Extract provided >>
%%

To join, add brittanyj101


----------



## Chatise19 (Dec 31, 2011)

So....is it group skyping. I really prefer one on one stuffs.. ;P


----------



## iminnocentenough (Jul 24, 2014)

same ^


----------



## Arielle93 (Jul 1, 2014)

It's a group thing, but a lot of people end up getting really comfortable with like 1 or 2 others from the group then sorta branch off.


----------



## Jack365 (Jan 25, 2013)

Interesting, I hate skype but i'd be down with trying this.


----------



## Fat Man (Nov 28, 2013)

I guess I'll join...


----------



## bahamian chrysalis (Jul 22, 2014)

awesome! that's what I was hoping to find on SAS. If anyone's interested, I'd like to practice conversation skills face to face, share progress & critiques and compare what can be done to improve our SA. you guys can PM me.


----------



## bluenotebooks (May 25, 2009)

I'd be down with checking this out.


----------



## Miss V (Nov 27, 2013)

Sounds like something I might try.


----------



## JezZar (May 28, 2013)

I'd love to but I am too anxious too speak on skype :no


----------



## SmartCar (Nov 27, 2011)

*Hmm, considering*

I'd join, however is this an organized group? No random people joining the calls? Is the group scheduled?


----------



## ButterOnToast (Feb 7, 2014)

I am interested in this 



SmartCar said:


> I'd join, however is this an organized group? No random people joining the calls? Is the group scheduled?


Also wondering ^


----------



## The Exodus (Jul 31, 2014)

That actually sounds really cool. I may consider that. Are there any prerequisites?


----------



## dexlab (Mar 29, 2012)

It's interesting how so many people on here mention that they wouldn't like to be in a Skype group but are ok with one-on-one. 
I am the complete opposite, I will talk one-on-one but I much prefer it in a group so the focus isn't solely on me. 
With individual interaction I always feel I run out of things to say after the usual niceities so the other person will get bored of me. I'm the same with PM's on here!! It takes me ages to reply because I worry that what I'm saying will be boring...

%%

Tasks to carry out >>
a) In the forum thread about the Skype group, which username does the thread say to add in order to join?
b) Go on with the forum thread about the Skype group from where it stops.

Entries provided >>

%%

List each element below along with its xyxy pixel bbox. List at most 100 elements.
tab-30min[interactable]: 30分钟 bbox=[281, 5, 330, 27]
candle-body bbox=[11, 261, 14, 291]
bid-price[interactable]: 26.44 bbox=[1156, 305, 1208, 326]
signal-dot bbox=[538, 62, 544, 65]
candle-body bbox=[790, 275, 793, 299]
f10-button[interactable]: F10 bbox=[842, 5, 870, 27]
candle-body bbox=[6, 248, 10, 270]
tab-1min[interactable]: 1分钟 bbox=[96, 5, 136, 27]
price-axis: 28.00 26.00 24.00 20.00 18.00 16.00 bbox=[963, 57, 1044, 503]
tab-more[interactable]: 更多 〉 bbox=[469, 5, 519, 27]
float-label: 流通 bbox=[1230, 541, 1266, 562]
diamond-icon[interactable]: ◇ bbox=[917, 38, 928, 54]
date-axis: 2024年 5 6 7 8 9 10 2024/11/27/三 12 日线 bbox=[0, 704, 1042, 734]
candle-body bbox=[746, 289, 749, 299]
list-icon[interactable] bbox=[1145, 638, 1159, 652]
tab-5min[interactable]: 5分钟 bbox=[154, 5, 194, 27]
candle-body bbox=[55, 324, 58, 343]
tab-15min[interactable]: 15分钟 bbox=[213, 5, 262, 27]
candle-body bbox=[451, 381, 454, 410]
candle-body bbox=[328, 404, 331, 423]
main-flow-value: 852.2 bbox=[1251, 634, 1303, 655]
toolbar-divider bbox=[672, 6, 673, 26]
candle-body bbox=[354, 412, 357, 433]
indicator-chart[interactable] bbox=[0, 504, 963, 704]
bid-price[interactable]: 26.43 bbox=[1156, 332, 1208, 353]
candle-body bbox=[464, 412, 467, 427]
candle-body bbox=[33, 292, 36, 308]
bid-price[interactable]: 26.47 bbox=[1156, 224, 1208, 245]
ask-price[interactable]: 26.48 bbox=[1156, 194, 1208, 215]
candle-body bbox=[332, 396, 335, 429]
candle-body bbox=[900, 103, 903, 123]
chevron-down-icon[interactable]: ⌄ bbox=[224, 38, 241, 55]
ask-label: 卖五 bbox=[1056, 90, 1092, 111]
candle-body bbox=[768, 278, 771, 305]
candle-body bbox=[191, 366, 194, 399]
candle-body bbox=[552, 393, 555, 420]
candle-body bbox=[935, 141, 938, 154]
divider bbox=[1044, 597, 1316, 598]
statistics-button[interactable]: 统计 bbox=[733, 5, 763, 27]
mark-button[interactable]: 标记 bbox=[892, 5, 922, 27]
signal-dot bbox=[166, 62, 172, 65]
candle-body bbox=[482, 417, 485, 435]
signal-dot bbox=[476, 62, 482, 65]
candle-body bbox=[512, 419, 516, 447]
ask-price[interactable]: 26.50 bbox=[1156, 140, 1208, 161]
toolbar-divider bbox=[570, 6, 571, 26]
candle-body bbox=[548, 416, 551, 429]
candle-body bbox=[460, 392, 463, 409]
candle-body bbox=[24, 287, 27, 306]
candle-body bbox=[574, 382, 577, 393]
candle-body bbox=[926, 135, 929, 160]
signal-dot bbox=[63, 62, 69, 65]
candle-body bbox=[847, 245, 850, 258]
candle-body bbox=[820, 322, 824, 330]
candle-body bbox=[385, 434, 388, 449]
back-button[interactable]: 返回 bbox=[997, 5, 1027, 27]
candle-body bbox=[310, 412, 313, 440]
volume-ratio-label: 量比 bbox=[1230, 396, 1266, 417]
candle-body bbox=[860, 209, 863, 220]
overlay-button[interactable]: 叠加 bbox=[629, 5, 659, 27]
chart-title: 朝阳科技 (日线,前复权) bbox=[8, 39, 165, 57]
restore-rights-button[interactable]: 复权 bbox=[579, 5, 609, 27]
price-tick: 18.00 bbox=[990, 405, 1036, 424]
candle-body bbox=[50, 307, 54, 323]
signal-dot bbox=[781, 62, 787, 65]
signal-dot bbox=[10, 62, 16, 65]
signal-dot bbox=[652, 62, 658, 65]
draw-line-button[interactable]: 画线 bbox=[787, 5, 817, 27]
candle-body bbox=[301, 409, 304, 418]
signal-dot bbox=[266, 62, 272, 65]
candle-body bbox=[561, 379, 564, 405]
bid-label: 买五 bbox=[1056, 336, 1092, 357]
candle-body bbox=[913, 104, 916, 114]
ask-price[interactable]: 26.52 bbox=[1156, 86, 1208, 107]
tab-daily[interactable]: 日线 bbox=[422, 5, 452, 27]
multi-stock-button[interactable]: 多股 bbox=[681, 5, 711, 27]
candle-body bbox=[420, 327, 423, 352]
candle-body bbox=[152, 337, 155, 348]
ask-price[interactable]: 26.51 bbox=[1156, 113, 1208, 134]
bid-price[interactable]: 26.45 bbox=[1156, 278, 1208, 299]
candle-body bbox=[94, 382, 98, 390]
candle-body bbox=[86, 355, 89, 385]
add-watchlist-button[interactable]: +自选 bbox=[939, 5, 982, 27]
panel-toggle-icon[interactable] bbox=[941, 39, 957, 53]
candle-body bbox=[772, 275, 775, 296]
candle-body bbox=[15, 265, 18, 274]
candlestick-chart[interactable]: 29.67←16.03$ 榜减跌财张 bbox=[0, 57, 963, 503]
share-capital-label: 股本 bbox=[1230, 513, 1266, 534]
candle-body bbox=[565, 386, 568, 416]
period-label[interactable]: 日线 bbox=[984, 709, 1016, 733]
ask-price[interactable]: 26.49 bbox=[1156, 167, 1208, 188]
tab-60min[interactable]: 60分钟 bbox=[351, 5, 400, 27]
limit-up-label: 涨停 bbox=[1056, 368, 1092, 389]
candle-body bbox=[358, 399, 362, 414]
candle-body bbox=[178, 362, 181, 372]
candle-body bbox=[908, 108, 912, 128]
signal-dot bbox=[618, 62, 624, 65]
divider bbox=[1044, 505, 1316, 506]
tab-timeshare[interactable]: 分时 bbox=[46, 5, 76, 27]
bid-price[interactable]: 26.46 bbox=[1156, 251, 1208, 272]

%%

Final answers >>
a) brittanyj101

b)
Anyway if I remember when I'm home later I will add you  I'm in a Skype group already with people from here and we do call sometimes but mostly just type talk without all the censoring and ban risks haha


----------



## Arielle93 (Jul 1, 2014)

@SmartCar: Totally unscheduled, just come and go whenever you want. There are about 50 people in the group, some from a couple different countries. So there's pretty much gonna to be (at the very least) one other person on at all times.

@TheExodus: Nope. No prereqs. Come as you are and we'll accept ya.


----------



## brokenandlonely (Nov 23, 2010)

This sounds very interesting and something that I would think about joining! Might actually help my social anxiety and strengthening my social skills. Most of the questions I have, have been answered! Do people from the group also do one on one conversations, when group conversations aren't taking place? Also, what's the majority of the gender in the group?


----------



## Arielle93 (Jul 1, 2014)

Yeah man, a lot of times someone will hit it off with one or two other people and they may PM on the side. That's been the case for me at least, on top of keeping up with the group chat.

And it's pretty even, probably somewhere close to 50/50 as far as gender representation.


----------



## MarjoleinL (Feb 15, 2013)

Would it be okay to add you, and just look around and see if I can handle it, without talking with anyone? Just being there and watching, and eventually talk too?


----------



## Rayden (May 27, 2014)

sounds fun and a challenge for me. ill give it a shot.


----------



## Malek (Oct 4, 2012)

Sounds cool. Wonder if there are many gamers who have Steam on the PC and PS3?

Hmm.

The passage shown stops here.